*Exercise instructions*
Reproduce the listing word for word, starting at its first line and stopping after the line that contains "browse-close-button[interactable]: ✕ (563, 65, 584, 86)", including that line.

:: Listing ::

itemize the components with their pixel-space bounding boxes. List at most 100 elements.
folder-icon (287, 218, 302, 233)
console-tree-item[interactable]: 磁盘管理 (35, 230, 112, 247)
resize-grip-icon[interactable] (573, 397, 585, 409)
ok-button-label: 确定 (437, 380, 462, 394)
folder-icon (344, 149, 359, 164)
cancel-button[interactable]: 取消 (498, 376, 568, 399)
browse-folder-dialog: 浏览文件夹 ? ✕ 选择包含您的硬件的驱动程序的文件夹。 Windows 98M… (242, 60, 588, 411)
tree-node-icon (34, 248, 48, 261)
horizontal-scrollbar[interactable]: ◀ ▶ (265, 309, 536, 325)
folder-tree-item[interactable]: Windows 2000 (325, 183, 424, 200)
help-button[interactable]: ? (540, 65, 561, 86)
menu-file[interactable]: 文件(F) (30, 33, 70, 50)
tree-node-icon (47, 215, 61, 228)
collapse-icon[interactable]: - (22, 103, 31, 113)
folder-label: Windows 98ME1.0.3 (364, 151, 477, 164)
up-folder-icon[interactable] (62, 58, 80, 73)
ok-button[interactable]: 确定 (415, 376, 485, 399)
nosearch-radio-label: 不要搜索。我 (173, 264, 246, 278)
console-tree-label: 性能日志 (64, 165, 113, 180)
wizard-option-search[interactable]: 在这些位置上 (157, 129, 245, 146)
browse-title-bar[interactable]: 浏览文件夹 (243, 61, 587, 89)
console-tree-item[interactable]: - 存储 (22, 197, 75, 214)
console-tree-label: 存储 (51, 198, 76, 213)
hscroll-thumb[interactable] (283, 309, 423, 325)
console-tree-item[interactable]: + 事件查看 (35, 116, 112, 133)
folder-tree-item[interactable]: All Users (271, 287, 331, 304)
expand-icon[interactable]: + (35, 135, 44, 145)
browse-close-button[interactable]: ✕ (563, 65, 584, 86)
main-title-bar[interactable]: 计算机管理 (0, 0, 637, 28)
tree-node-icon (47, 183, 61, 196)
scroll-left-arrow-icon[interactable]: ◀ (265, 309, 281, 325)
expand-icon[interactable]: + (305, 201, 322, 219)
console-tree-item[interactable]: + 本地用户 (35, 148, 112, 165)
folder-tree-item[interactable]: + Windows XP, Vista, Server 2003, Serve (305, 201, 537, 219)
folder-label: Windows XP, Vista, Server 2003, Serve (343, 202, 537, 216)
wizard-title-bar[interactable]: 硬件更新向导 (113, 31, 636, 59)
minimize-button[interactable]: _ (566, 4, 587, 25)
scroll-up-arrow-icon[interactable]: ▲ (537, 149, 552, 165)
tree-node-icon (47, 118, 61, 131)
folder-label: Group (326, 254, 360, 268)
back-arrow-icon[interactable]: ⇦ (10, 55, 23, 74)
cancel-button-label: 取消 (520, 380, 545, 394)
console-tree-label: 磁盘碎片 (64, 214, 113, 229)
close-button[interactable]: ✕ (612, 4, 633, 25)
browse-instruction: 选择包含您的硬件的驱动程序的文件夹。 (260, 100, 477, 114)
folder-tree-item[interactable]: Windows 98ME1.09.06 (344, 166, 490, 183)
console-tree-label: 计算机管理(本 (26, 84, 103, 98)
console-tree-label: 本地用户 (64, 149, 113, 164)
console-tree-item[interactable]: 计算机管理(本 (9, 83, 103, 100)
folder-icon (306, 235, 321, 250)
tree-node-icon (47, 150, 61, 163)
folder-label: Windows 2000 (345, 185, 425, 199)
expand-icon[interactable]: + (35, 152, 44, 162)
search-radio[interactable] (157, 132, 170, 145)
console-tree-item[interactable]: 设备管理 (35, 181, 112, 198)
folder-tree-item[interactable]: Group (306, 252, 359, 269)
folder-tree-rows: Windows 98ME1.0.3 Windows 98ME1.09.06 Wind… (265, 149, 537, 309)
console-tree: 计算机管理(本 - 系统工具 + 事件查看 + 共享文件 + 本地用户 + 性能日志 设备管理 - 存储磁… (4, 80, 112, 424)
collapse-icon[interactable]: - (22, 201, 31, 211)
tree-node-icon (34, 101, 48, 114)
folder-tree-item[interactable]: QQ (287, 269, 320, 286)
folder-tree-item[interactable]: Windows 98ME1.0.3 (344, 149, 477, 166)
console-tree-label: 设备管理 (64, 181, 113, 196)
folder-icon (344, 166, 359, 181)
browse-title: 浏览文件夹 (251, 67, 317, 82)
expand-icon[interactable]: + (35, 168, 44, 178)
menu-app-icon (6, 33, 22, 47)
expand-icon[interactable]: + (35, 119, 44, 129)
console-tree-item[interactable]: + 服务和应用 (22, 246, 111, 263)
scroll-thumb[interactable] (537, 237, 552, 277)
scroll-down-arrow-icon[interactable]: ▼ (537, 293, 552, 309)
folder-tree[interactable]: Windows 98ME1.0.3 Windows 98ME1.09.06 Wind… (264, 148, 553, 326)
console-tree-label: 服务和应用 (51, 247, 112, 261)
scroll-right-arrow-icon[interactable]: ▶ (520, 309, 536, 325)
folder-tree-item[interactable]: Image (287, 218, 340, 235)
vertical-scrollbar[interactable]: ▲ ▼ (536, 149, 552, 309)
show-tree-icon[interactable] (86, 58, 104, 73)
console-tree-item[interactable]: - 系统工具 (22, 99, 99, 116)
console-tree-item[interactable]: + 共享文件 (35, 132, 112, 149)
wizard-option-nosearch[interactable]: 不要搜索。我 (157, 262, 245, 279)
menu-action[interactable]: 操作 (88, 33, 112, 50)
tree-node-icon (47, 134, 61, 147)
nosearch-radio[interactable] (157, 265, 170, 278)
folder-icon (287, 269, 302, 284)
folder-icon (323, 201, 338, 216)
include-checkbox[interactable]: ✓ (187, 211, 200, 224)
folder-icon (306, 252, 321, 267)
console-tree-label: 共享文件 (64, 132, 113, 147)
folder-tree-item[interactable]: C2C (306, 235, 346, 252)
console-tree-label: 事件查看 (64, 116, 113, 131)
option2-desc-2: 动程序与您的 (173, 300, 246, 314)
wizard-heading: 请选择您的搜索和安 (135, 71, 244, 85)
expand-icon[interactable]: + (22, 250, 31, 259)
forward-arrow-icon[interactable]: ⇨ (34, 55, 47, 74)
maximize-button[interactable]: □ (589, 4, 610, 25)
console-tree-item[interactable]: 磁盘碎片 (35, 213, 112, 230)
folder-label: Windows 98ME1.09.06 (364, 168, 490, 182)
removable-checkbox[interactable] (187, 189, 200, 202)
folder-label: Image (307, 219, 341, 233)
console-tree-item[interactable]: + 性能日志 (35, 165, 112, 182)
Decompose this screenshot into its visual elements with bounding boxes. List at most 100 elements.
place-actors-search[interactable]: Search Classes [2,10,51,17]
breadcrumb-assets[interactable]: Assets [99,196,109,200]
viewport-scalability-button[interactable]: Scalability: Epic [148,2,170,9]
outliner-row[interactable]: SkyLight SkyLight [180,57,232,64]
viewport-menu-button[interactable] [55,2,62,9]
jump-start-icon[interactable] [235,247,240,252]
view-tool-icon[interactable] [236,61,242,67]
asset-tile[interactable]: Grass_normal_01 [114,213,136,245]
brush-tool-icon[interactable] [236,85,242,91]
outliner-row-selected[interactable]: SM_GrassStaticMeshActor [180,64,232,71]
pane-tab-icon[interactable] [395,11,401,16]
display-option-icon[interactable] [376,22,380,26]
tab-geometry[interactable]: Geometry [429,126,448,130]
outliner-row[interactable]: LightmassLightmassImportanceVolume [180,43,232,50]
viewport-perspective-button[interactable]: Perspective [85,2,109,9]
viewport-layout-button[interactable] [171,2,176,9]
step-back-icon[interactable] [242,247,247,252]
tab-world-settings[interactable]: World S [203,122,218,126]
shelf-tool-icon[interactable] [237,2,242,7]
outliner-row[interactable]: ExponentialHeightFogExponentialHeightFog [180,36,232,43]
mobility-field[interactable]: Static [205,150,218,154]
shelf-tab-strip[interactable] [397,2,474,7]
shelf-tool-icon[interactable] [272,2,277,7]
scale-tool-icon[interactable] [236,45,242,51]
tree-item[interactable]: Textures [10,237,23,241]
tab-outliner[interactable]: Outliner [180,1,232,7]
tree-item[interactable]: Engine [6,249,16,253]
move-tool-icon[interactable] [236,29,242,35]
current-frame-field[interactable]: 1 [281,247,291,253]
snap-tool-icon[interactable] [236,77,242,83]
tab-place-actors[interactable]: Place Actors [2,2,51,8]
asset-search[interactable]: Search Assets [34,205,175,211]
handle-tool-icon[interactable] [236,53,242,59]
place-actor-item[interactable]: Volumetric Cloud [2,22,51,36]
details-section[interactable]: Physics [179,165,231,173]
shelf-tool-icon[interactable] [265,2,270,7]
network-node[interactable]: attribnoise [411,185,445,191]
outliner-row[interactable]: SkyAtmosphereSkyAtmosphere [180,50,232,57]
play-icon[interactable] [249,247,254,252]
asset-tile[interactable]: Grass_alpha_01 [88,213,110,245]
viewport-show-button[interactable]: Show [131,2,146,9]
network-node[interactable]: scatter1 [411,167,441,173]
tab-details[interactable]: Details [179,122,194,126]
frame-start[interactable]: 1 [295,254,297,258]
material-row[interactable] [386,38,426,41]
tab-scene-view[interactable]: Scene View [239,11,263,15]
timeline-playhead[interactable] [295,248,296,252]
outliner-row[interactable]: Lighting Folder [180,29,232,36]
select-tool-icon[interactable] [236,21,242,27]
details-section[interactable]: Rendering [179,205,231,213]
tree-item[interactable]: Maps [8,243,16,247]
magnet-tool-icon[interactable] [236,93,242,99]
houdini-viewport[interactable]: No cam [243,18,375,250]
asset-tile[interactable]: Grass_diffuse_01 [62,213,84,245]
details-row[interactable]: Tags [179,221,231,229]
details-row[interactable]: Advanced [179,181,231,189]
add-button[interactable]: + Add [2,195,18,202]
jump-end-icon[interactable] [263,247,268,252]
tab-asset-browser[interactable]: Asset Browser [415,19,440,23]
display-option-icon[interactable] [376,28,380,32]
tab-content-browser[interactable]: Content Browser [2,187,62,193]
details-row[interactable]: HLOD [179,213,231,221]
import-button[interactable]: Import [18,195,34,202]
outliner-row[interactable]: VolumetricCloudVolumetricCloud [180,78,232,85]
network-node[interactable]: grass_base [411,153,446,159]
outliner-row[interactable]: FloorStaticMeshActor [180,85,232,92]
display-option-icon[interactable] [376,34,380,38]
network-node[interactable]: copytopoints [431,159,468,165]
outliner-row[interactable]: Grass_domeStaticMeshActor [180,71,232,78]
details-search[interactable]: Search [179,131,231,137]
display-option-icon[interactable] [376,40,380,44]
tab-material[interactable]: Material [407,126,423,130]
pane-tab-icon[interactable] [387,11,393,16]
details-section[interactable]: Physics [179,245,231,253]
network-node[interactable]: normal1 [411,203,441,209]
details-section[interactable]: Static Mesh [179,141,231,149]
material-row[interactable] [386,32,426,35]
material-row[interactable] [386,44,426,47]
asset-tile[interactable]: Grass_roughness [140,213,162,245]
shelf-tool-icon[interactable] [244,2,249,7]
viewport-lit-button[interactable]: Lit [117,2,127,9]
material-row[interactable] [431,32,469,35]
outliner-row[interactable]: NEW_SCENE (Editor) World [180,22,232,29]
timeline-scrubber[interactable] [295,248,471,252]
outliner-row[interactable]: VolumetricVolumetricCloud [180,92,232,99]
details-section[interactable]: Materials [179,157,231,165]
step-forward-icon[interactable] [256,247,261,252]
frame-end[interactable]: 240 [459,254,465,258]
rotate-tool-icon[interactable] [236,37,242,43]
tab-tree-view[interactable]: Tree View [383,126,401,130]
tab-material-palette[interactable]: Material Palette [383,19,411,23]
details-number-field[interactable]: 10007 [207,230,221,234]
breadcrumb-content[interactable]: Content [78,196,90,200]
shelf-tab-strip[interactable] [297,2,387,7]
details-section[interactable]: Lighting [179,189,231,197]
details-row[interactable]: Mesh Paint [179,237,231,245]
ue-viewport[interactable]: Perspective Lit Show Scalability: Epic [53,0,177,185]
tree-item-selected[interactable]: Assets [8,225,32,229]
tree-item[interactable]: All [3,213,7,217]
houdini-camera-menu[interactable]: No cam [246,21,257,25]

:::

*Written answer*
itemize the components with their pixel-space bounding boxes. List at most 100 elements.
folder-icon (287, 218, 302, 233)
console-tree-item[interactable]: 磁盘管理 (35, 230, 112, 247)
resize-grip-icon[interactable] (573, 397, 585, 409)
ok-button-label: 确定 (437, 380, 462, 394)
folder-icon (344, 149, 359, 164)
cancel-button[interactable]: 取消 (498, 376, 568, 399)
browse-folder-dialog: 浏览文件夹 ? ✕ 选择包含您的硬件的驱动程序的文件夹。 Windows 98M… (242, 60, 588, 411)
tree-node-icon (34, 248, 48, 261)
horizontal-scrollbar[interactable]: ◀ ▶ (265, 309, 536, 325)
folder-tree-item[interactable]: Windows 2000 (325, 183, 424, 200)
help-button[interactable]: ? (540, 65, 561, 86)
menu-file[interactable]: 文件(F) (30, 33, 70, 50)
tree-node-icon (47, 215, 61, 228)
collapse-icon[interactable]: - (22, 103, 31, 113)
folder-label: Windows 98ME1.0.3 (364, 151, 477, 164)
up-folder-icon[interactable] (62, 58, 80, 73)
ok-button[interactable]: 确定 (415, 376, 485, 399)
nosearch-radio-label: 不要搜索。我 (173, 264, 246, 278)
console-tree-label: 性能日志 (64, 165, 113, 180)
wizard-option-search[interactable]: 在这些位置上 (157, 129, 245, 146)
browse-title-bar[interactable]: 浏览文件夹 (243, 61, 587, 89)
console-tree-item[interactable]: - 存储 (22, 197, 75, 214)
console-tree-label: 存储 (51, 198, 76, 213)
hscroll-thumb[interactable] (283, 309, 423, 325)
console-tree-item[interactable]: + 事件查看 (35, 116, 112, 133)
folder-tree-item[interactable]: All Users (271, 287, 331, 304)
expand-icon[interactable]: + (35, 135, 44, 145)
browse-close-button[interactable]: ✕ (563, 65, 584, 86)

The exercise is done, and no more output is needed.